Stated goal – Work out how many lines in the listing below include the word "ожидаемых". Give nothing but the number.

[Stored items]
---

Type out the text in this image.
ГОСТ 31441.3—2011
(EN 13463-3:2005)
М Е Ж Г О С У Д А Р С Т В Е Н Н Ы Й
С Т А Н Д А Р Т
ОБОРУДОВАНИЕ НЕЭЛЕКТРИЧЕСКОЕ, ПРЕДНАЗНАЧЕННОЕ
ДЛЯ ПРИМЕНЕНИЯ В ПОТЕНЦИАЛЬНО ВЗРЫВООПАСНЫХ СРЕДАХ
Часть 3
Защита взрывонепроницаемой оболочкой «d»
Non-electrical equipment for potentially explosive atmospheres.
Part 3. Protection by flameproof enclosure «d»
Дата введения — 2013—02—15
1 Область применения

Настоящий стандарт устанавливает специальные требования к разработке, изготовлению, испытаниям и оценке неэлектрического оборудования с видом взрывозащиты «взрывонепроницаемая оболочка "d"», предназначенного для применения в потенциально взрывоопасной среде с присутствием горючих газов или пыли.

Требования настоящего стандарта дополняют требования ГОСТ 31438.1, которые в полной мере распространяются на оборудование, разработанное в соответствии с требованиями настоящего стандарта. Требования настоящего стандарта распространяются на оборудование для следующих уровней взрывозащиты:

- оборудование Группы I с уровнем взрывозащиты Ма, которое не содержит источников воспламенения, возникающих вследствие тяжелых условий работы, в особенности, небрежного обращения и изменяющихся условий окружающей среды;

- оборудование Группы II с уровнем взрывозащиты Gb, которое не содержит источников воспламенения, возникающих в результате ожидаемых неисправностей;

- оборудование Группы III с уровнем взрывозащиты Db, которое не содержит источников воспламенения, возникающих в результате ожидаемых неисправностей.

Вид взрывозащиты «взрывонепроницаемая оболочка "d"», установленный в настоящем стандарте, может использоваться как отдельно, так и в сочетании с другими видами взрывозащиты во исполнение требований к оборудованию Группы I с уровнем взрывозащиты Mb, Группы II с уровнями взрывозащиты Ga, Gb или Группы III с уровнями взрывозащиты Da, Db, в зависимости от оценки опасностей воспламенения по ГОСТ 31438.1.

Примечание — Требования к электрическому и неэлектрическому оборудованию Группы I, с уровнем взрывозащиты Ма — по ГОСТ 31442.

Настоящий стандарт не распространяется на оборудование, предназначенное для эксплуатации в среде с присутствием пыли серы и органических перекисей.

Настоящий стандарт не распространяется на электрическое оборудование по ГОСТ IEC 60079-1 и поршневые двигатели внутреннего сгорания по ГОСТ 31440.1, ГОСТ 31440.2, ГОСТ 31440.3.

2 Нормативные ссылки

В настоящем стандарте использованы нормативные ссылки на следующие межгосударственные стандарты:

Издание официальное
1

---

Correct answer – 2